DATASET EXTRACT:
-.-.-

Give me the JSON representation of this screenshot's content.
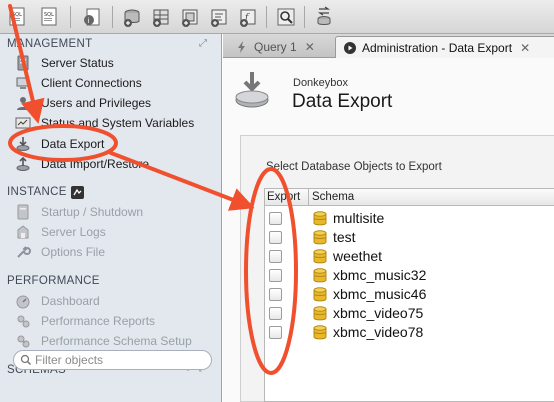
{
  "sidebar": {
    "management": {
      "heading": "MANAGEMENT",
      "items": [
        {
          "label": "Server Status",
          "icon": "server-status-icon"
        },
        {
          "label": "Client Connections",
          "icon": "client-connections-icon"
        },
        {
          "label": "Users and Privileges",
          "icon": "users-icon"
        },
        {
          "label": "Status and System Variables",
          "icon": "variables-icon"
        },
        {
          "label": "Data Export",
          "icon": "data-export-icon"
        },
        {
          "label": "Data Import/Restore",
          "icon": "data-import-icon"
        }
      ]
    },
    "instance": {
      "heading": "INSTANCE",
      "items": [
        {
          "label": "Startup / Shutdown",
          "icon": "startup-icon"
        },
        {
          "label": "Server Logs",
          "icon": "server-logs-icon"
        },
        {
          "label": "Options File",
          "icon": "wrench-icon"
        }
      ]
    },
    "performance": {
      "heading": "PERFORMANCE",
      "items": [
        {
          "label": "Dashboard",
          "icon": "dashboard-icon"
        },
        {
          "label": "Performance Reports",
          "icon": "reports-icon"
        },
        {
          "label": "Performance Schema Setup",
          "icon": "schema-setup-icon"
        }
      ]
    },
    "schemas": {
      "heading": "SCHEMAS",
      "filter_placeholder": "Filter objects"
    }
  },
  "tabs": [
    {
      "label": "Query 1",
      "close": "✕"
    },
    {
      "label": "Administration - Data Export",
      "close": "✕"
    }
  ],
  "content": {
    "subtitle": "Donkeybox",
    "title": "Data Export",
    "select_label": "Select Database Objects to Export",
    "columns": {
      "export": "Export",
      "schema": "Schema"
    },
    "schemas": [
      "multisite",
      "test",
      "weethet",
      "xbmc_music32",
      "xbmc_music46",
      "xbmc_video75",
      "xbmc_video78"
    ]
  },
  "colors": {
    "annotation": "#f0502e",
    "sidebar_bg": "#e3e7ee",
    "db_icon": "#e8b72a"
  }
}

-.-.-

WHAT YOU HAVE TO DO: Reproduce the full listing faithfully, but do not carry over any pictures.

RESPONSE BELOW:
Give me the JSON representation of this screenshot's content.
{
  "sidebar": {
    "management": {
      "heading": "MANAGEMENT",
      "items": [
        {
          "label": "Server Status",
          "icon": "server-status-icon"
        },
        {
          "label": "Client Connections",
          "icon": "client-connections-icon"
        },
        {
          "label": "Users and Privileges",
          "icon": "users-icon"
        },
        {
          "label": "Status and System Variables",
          "icon": "variables-icon"
        },
        {
          "label": "Data Export",
          "icon": "data-export-icon"
        },
        {
          "label": "Data Import/Restore",
          "icon": "data-import-icon"
        }
      ]
    },
    "instance": {
      "heading": "INSTANCE",
      "items": [
        {
          "label": "Startup / Shutdown",
          "icon": "startup-icon"
        },
        {
          "label": "Server Logs",
          "icon": "server-logs-icon"
        },
        {
          "label": "Options File",
          "icon": "wrench-icon"
        }
      ]
    },
    "performance": {
      "heading": "PERFORMANCE",
      "items": [
        {
          "label": "Dashboard",
          "icon": "dashboard-icon"
        },
        {
          "label": "Performance Reports",
          "icon": "reports-icon"
        },
        {
          "label": "Performance Schema Setup",
          "icon": "schema-setup-icon"
        }
      ]
    },
    "schemas": {
      "heading": "SCHEMAS",
      "filter_placeholder": "Filter objects"
    }
  },
  "tabs": [
    {
      "label": "Query 1",
      "close": "✕"
    },
    {
      "label": "Administration - Data Export",
      "close": "✕"
    }
  ],
  "content": {
    "subtitle": "Donkeybox",
    "title": "Data Export",
    "select_label": "Select Database Objects to Export",
    "columns": {
      "export": "Export",
      "schema": "Schema"
    },
    "schemas": [
      "multisite",
      "test",
      "weethet",
      "xbmc_music32",
      "xbmc_music46",
      "xbmc_video75",
      "xbmc_video78"
    ]
  },
  "colors": {
    "annotation": "#f0502e",
    "sidebar_bg": "#e3e7ee",
    "db_icon": "#e8b72a"
  }
}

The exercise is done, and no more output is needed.